**Goal:** Rewrite the records below with every "Point" replaced by "Marker" and nothing else altered. Leave the pictures out of your answer.

**Excerpted data:**
# # # #
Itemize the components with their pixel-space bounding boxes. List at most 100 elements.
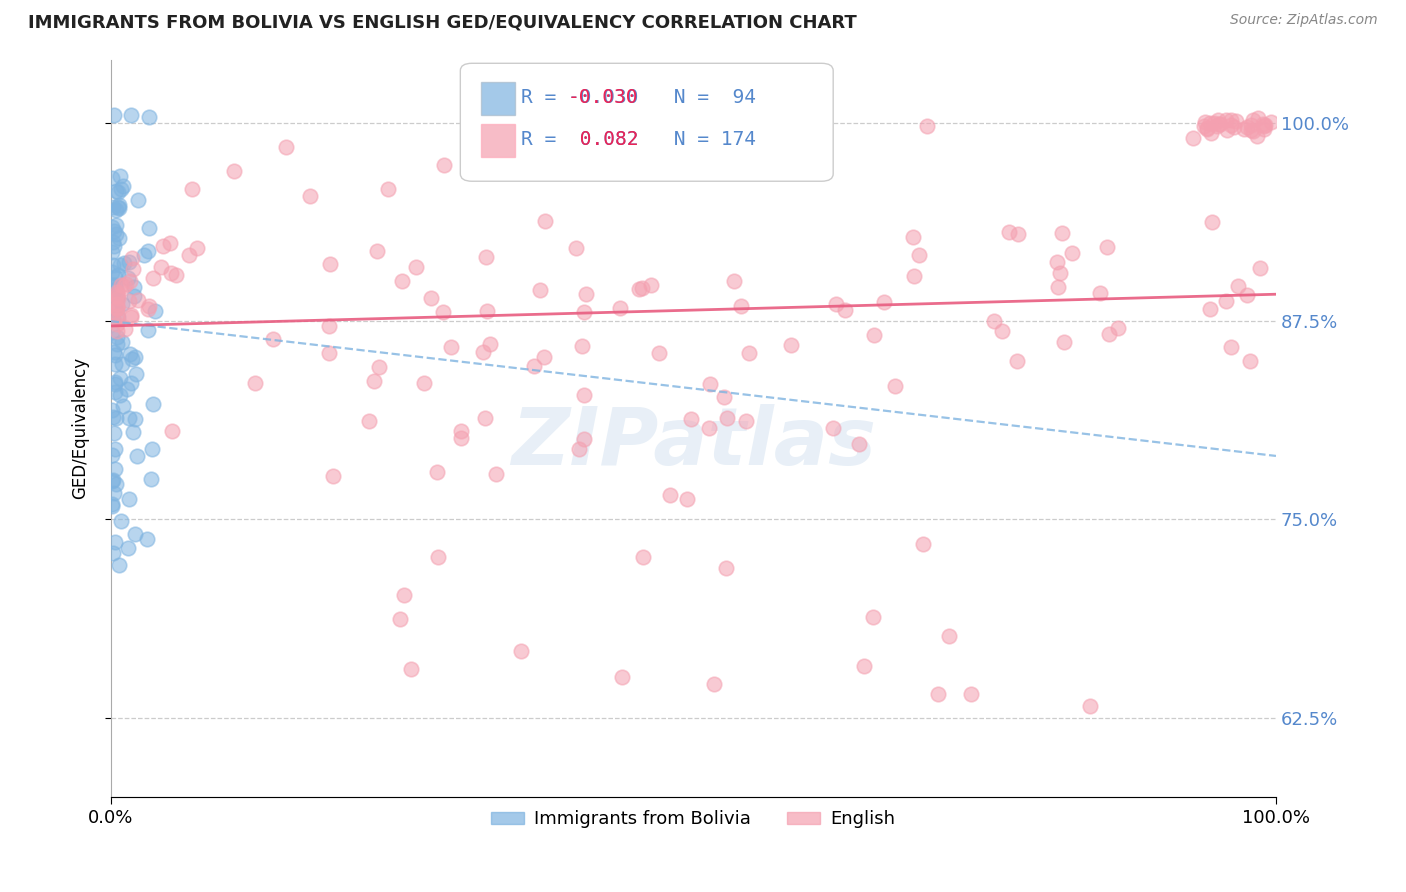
Point <box>679 412 702 426</box>
Point <box>105 285 128 299</box>
Point <box>823 421 845 435</box>
Point <box>105 297 128 311</box>
Point <box>1204 116 1226 130</box>
Point <box>105 477 128 491</box>
Point <box>474 250 496 264</box>
Point <box>112 399 135 413</box>
Point <box>1216 122 1239 136</box>
Point <box>991 324 1014 338</box>
Point <box>108 169 131 184</box>
Point <box>834 302 856 317</box>
Point <box>136 302 159 317</box>
Point <box>534 213 557 227</box>
Point <box>127 293 149 307</box>
Point <box>104 377 127 392</box>
Point <box>117 382 139 396</box>
Point <box>138 299 160 313</box>
Point <box>1241 112 1264 127</box>
Point <box>142 271 165 285</box>
Point <box>101 403 124 417</box>
Point <box>1062 246 1084 260</box>
Point <box>472 345 495 359</box>
Point <box>120 308 142 322</box>
Point <box>1208 117 1230 131</box>
Point <box>523 359 546 374</box>
Point <box>110 182 132 196</box>
Point <box>1199 116 1222 130</box>
Point <box>107 310 129 324</box>
Point <box>983 314 1005 328</box>
Point <box>111 357 134 371</box>
Point <box>572 387 595 401</box>
Point <box>108 387 131 401</box>
Text: R =  0.082   N = 174: R = 0.082 N = 174 <box>520 129 756 149</box>
Point <box>1233 121 1256 136</box>
Point <box>124 412 146 426</box>
Point <box>713 391 735 405</box>
Point <box>1206 113 1229 128</box>
Point <box>104 301 127 315</box>
Point <box>450 424 472 438</box>
Text: IMMIGRANTS FROM BOLIVIA VS ENGLISH GED/EQUIVALENCY CORRELATION CHART: IMMIGRANTS FROM BOLIVIA VS ENGLISH GED/E… <box>28 13 856 31</box>
Point <box>628 282 651 296</box>
Point <box>1219 112 1241 127</box>
Point <box>723 274 745 288</box>
Text: R = -0.030   N =  94: R = -0.030 N = 94 <box>520 87 756 107</box>
Point <box>110 371 132 385</box>
Point <box>124 350 146 364</box>
Point <box>322 468 344 483</box>
Point <box>101 473 124 487</box>
Point <box>1201 214 1223 228</box>
Point <box>103 425 125 440</box>
Point <box>564 241 586 255</box>
Point <box>104 442 127 457</box>
Point <box>959 687 981 701</box>
Point <box>1236 120 1258 135</box>
Point <box>399 662 422 676</box>
Point <box>1199 301 1222 316</box>
Point <box>114 321 136 335</box>
Point <box>477 303 499 318</box>
Point <box>118 492 141 507</box>
Point <box>1107 321 1129 335</box>
Point <box>124 527 146 541</box>
Point <box>1220 340 1243 354</box>
Point <box>1253 119 1275 133</box>
Point <box>262 332 284 346</box>
Point <box>426 466 449 480</box>
Point <box>478 337 501 351</box>
Point <box>908 248 931 262</box>
Point <box>609 301 631 315</box>
Point <box>391 274 413 288</box>
Point <box>120 108 142 122</box>
Point <box>103 224 125 238</box>
Point <box>377 182 399 196</box>
Point <box>998 226 1021 240</box>
Point <box>136 323 159 337</box>
FancyBboxPatch shape <box>460 63 834 181</box>
Point <box>863 328 886 343</box>
Point <box>122 262 145 277</box>
Point <box>103 384 125 399</box>
Point <box>1251 117 1274 131</box>
Point <box>243 376 266 390</box>
Point <box>103 258 125 272</box>
Point <box>938 629 960 643</box>
Point <box>533 350 555 364</box>
Point <box>101 448 124 462</box>
Point <box>915 120 938 134</box>
Point <box>125 367 148 381</box>
Point <box>734 414 756 428</box>
Point <box>160 425 183 439</box>
Point <box>105 330 128 344</box>
Point <box>159 235 181 250</box>
Point <box>610 670 633 684</box>
Point <box>1246 128 1268 143</box>
Point <box>134 247 156 261</box>
Point <box>104 278 127 293</box>
Point <box>1053 335 1076 350</box>
Point <box>138 111 160 125</box>
Point <box>104 534 127 549</box>
Point <box>105 309 128 323</box>
Point <box>104 348 127 362</box>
# # # #
**Solution for this task:**
Itemize the components with their pixel-space bounding boxes. List at most 100 elements.
Marker <box>679 412 702 426</box>
Marker <box>105 285 128 299</box>
Marker <box>823 421 845 435</box>
Marker <box>105 297 128 311</box>
Marker <box>1204 116 1226 130</box>
Marker <box>105 477 128 491</box>
Marker <box>474 250 496 264</box>
Marker <box>112 399 135 413</box>
Marker <box>1216 122 1239 136</box>
Marker <box>991 324 1014 338</box>
Marker <box>108 169 131 184</box>
Marker <box>834 302 856 317</box>
Marker <box>136 302 159 317</box>
Marker <box>534 213 557 227</box>
Marker <box>127 293 149 307</box>
Marker <box>104 377 127 392</box>
Marker <box>117 382 139 396</box>
Marker <box>138 299 160 313</box>
Marker <box>1241 112 1264 127</box>
Marker <box>142 271 165 285</box>
Marker <box>101 403 124 417</box>
Marker <box>1062 246 1084 260</box>
Marker <box>472 345 495 359</box>
Marker <box>120 308 142 322</box>
Marker <box>1208 117 1230 131</box>
Marker <box>523 359 546 374</box>
Marker <box>110 182 132 196</box>
Marker <box>1199 116 1222 130</box>
Marker <box>107 310 129 324</box>
Marker <box>983 314 1005 328</box>
Marker <box>111 357 134 371</box>
Marker <box>572 387 595 401</box>
Marker <box>108 387 131 401</box>
Text: R =  0.082   N = 174: R = 0.082 N = 174 <box>520 129 756 149</box>
Marker <box>1233 121 1256 136</box>
Marker <box>124 412 146 426</box>
Marker <box>713 391 735 405</box>
Marker <box>1206 113 1229 128</box>
Marker <box>104 301 127 315</box>
Marker <box>450 424 472 438</box>
Text: IMMIGRANTS FROM BOLIVIA VS ENGLISH GED/EQUIVALENCY CORRELATION CHART: IMMIGRANTS FROM BOLIVIA VS ENGLISH GED/E… <box>28 13 856 31</box>
Marker <box>628 282 651 296</box>
Marker <box>1219 112 1241 127</box>
Marker <box>723 274 745 288</box>
Text: R = -0.030   N =  94: R = -0.030 N = 94 <box>520 87 756 107</box>
Marker <box>110 371 132 385</box>
Marker <box>124 350 146 364</box>
Marker <box>322 468 344 483</box>
Marker <box>101 473 124 487</box>
Marker <box>1201 214 1223 228</box>
Marker <box>103 425 125 440</box>
Marker <box>564 241 586 255</box>
Marker <box>104 442 127 457</box>
Marker <box>959 687 981 701</box>
Marker <box>1236 120 1258 135</box>
Marker <box>399 662 422 676</box>
Marker <box>1199 301 1222 316</box>
Marker <box>114 321 136 335</box>
Marker <box>477 303 499 318</box>
Marker <box>118 492 141 507</box>
Marker <box>1107 321 1129 335</box>
Marker <box>124 527 146 541</box>
Marker <box>1220 340 1243 354</box>
Marker <box>1253 119 1275 133</box>
Marker <box>262 332 284 346</box>
Marker <box>426 466 449 480</box>
Marker <box>478 337 501 351</box>
Marker <box>908 248 931 262</box>
Marker <box>609 301 631 315</box>
Marker <box>391 274 413 288</box>
Marker <box>120 108 142 122</box>
Marker <box>103 224 125 238</box>
Marker <box>377 182 399 196</box>
Marker <box>998 226 1021 240</box>
Marker <box>136 323 159 337</box>
FancyBboxPatch shape <box>460 63 834 181</box>
Marker <box>863 328 886 343</box>
Marker <box>122 262 145 277</box>
Marker <box>103 384 125 399</box>
Marker <box>1251 117 1274 131</box>
Marker <box>243 376 266 390</box>
Marker <box>103 258 125 272</box>
Marker <box>938 629 960 643</box>
Marker <box>533 350 555 364</box>
Marker <box>101 448 124 462</box>
Marker <box>915 120 938 134</box>
Marker <box>125 367 148 381</box>
Marker <box>734 414 756 428</box>
Marker <box>160 425 183 439</box>
Marker <box>105 330 128 344</box>
Marker <box>159 235 181 250</box>
Marker <box>610 670 633 684</box>
Marker <box>1246 128 1268 143</box>
Marker <box>134 247 156 261</box>
Marker <box>104 278 127 293</box>
Marker <box>1053 335 1076 350</box>
Marker <box>138 111 160 125</box>
Marker <box>104 534 127 549</box>
Marker <box>105 309 128 323</box>
Marker <box>104 348 127 362</box>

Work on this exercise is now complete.